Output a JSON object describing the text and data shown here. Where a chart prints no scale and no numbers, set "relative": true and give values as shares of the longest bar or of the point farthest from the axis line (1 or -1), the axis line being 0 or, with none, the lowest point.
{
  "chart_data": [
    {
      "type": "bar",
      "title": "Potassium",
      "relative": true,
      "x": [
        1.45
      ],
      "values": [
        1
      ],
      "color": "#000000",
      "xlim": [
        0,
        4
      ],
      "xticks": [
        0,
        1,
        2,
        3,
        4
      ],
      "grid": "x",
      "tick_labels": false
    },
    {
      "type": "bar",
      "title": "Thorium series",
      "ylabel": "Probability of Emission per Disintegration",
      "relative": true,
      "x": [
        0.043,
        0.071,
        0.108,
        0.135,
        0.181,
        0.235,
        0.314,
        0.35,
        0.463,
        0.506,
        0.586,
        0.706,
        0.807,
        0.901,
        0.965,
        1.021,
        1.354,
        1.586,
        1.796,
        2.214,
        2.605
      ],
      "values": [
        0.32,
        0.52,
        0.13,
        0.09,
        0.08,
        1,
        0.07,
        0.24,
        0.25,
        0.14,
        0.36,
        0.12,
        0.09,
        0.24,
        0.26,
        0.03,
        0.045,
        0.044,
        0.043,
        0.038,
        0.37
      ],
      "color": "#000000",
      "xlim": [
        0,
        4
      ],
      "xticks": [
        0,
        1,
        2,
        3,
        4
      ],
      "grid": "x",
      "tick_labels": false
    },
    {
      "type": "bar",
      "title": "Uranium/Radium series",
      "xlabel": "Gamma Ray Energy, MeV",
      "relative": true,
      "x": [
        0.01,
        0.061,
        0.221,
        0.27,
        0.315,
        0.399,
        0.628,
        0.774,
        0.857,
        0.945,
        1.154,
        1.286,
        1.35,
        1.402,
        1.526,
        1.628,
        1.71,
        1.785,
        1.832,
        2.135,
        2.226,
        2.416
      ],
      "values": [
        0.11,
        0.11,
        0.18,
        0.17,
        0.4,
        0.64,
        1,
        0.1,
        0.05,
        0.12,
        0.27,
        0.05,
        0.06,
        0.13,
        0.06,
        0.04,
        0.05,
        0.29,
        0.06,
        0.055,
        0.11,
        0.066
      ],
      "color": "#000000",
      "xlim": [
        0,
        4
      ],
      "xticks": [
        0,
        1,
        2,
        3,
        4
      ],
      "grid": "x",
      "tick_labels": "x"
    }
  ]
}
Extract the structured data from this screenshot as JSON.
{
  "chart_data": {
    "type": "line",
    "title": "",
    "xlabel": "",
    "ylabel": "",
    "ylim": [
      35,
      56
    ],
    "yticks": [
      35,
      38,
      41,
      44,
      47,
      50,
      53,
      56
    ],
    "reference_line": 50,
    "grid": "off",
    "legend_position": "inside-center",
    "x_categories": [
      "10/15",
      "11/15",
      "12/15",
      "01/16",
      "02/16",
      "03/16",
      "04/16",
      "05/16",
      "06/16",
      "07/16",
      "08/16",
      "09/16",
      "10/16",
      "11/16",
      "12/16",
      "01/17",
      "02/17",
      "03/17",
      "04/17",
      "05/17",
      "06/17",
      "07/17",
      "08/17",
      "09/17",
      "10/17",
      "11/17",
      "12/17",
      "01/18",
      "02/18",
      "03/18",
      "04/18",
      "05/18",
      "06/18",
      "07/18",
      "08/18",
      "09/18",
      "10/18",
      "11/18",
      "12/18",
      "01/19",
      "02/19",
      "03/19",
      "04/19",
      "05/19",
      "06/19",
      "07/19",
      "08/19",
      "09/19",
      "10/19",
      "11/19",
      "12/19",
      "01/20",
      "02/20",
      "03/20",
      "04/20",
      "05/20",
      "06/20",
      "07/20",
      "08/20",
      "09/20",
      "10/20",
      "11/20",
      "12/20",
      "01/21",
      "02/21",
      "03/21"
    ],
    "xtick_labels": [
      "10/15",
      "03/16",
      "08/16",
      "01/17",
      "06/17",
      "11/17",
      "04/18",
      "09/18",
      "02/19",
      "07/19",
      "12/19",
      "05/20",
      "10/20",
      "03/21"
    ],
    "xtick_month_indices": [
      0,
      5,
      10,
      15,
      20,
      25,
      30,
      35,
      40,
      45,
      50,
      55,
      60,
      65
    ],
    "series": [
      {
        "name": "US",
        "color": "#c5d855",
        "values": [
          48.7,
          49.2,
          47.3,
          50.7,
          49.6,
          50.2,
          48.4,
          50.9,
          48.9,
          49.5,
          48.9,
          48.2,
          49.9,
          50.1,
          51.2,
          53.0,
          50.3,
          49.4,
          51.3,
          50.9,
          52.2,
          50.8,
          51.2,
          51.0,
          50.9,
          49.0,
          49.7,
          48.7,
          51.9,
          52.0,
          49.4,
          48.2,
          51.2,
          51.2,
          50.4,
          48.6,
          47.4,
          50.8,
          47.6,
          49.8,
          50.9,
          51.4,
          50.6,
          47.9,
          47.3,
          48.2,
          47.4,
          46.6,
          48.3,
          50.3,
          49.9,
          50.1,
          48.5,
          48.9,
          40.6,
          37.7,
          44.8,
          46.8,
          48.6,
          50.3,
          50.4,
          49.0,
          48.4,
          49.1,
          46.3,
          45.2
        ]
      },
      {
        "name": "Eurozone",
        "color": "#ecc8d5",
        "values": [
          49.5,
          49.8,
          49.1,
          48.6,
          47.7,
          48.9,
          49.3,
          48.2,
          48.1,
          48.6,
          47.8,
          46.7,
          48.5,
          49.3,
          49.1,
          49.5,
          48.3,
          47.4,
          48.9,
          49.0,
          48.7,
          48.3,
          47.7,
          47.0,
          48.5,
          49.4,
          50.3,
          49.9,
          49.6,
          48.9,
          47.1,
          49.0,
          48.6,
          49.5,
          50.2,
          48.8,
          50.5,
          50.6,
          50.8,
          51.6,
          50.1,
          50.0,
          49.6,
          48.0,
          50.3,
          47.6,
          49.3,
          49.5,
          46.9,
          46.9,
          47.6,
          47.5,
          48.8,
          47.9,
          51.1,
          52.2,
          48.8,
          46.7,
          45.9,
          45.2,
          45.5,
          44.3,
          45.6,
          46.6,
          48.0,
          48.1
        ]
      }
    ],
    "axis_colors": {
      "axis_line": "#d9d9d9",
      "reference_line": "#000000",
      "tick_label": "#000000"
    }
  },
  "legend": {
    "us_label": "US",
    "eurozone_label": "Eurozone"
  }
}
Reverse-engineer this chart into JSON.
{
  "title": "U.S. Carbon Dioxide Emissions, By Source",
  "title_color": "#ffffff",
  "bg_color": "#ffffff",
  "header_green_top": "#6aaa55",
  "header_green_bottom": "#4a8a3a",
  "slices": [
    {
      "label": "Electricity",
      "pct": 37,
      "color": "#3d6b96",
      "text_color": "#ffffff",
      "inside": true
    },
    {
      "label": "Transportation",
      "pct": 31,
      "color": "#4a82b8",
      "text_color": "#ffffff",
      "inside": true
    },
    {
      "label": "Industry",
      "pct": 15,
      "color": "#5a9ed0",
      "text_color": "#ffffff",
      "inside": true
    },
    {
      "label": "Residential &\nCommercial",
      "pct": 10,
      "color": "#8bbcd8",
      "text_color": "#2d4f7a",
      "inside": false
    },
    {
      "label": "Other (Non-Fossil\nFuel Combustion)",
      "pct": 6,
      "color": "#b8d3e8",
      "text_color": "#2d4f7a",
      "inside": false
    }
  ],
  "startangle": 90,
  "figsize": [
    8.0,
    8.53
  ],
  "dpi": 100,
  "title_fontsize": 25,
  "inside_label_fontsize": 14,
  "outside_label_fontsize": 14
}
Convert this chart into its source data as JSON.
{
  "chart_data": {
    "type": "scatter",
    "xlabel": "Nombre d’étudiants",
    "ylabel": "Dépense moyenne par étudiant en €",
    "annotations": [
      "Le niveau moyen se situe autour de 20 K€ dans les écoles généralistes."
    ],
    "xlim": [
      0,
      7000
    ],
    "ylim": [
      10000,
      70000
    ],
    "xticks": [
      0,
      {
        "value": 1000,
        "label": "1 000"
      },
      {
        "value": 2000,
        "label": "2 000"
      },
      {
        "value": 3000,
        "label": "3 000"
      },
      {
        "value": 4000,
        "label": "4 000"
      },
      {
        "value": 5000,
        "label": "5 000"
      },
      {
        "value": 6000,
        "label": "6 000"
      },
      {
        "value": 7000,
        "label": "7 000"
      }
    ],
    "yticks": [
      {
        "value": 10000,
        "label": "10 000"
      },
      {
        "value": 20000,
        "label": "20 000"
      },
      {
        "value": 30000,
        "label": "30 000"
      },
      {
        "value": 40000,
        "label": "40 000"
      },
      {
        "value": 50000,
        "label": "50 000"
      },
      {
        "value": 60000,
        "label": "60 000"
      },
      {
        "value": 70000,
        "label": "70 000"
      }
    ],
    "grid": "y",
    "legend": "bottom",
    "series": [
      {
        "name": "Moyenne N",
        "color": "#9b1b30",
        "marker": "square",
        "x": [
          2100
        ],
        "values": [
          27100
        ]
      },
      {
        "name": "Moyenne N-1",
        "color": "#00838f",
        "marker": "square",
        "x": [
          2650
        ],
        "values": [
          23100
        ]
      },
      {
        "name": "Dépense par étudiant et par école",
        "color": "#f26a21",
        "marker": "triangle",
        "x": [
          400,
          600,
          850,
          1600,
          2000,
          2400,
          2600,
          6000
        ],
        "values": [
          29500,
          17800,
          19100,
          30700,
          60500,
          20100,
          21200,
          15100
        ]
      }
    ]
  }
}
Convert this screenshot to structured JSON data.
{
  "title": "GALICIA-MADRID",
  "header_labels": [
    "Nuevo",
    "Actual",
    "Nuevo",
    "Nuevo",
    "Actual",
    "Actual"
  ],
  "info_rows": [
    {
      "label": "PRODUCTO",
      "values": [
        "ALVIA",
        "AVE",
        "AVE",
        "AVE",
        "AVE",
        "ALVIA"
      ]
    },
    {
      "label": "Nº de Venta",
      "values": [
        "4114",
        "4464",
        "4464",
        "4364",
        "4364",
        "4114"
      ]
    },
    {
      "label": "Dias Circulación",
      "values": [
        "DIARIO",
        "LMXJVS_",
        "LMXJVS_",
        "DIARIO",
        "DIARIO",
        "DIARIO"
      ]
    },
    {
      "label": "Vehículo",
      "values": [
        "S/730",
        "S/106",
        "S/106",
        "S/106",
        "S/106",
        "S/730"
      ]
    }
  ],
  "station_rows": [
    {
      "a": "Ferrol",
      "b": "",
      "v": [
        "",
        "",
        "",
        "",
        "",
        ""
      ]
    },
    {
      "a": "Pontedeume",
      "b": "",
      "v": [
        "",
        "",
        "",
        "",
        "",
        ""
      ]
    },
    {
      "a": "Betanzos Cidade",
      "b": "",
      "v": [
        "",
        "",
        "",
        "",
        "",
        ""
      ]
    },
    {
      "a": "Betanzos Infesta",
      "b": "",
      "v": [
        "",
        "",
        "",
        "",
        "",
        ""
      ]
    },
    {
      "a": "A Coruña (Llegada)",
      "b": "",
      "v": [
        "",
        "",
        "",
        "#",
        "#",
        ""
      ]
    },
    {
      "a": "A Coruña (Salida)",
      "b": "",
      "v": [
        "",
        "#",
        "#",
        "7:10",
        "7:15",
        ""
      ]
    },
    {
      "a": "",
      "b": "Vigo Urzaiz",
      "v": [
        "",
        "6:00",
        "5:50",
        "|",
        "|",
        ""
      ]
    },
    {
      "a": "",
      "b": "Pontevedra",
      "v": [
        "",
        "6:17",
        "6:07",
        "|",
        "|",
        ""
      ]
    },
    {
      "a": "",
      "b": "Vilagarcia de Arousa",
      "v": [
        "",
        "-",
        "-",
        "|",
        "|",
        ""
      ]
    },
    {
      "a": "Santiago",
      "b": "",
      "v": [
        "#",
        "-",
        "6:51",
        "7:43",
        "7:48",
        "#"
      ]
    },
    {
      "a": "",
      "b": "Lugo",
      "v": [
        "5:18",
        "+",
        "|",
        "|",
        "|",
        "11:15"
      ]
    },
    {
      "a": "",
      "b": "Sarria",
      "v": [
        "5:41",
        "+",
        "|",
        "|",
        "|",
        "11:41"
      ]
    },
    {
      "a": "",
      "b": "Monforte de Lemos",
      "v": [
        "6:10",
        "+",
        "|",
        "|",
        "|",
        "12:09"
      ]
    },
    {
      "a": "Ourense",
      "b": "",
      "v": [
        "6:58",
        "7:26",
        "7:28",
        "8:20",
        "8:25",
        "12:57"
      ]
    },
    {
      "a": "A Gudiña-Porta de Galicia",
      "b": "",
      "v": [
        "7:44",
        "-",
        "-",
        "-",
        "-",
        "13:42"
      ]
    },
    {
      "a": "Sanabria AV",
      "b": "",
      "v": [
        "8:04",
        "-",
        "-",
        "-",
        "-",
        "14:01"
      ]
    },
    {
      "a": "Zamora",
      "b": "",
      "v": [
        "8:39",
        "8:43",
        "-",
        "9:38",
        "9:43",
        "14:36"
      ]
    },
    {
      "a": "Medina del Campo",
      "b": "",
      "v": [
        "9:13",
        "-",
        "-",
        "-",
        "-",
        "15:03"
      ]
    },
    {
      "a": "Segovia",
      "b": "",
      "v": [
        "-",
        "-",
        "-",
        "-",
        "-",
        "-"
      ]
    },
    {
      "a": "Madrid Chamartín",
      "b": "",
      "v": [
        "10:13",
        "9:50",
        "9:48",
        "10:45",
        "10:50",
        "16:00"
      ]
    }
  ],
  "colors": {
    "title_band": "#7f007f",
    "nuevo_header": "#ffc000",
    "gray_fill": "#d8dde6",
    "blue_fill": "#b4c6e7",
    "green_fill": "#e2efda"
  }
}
|---|
■ What is being asked
Show every line above in which the word "from" occurs.

■ Task output
Output a JSON object describing the text and data shown here. Where a chart prints no scale and no numbers, set "relative": true and give values as shares of the longest bar or of the point farthest from the axis line (1 or -1), the axis line being 0 or, with none, the lowest point.
Extract the structured data from this screenshot as JSON.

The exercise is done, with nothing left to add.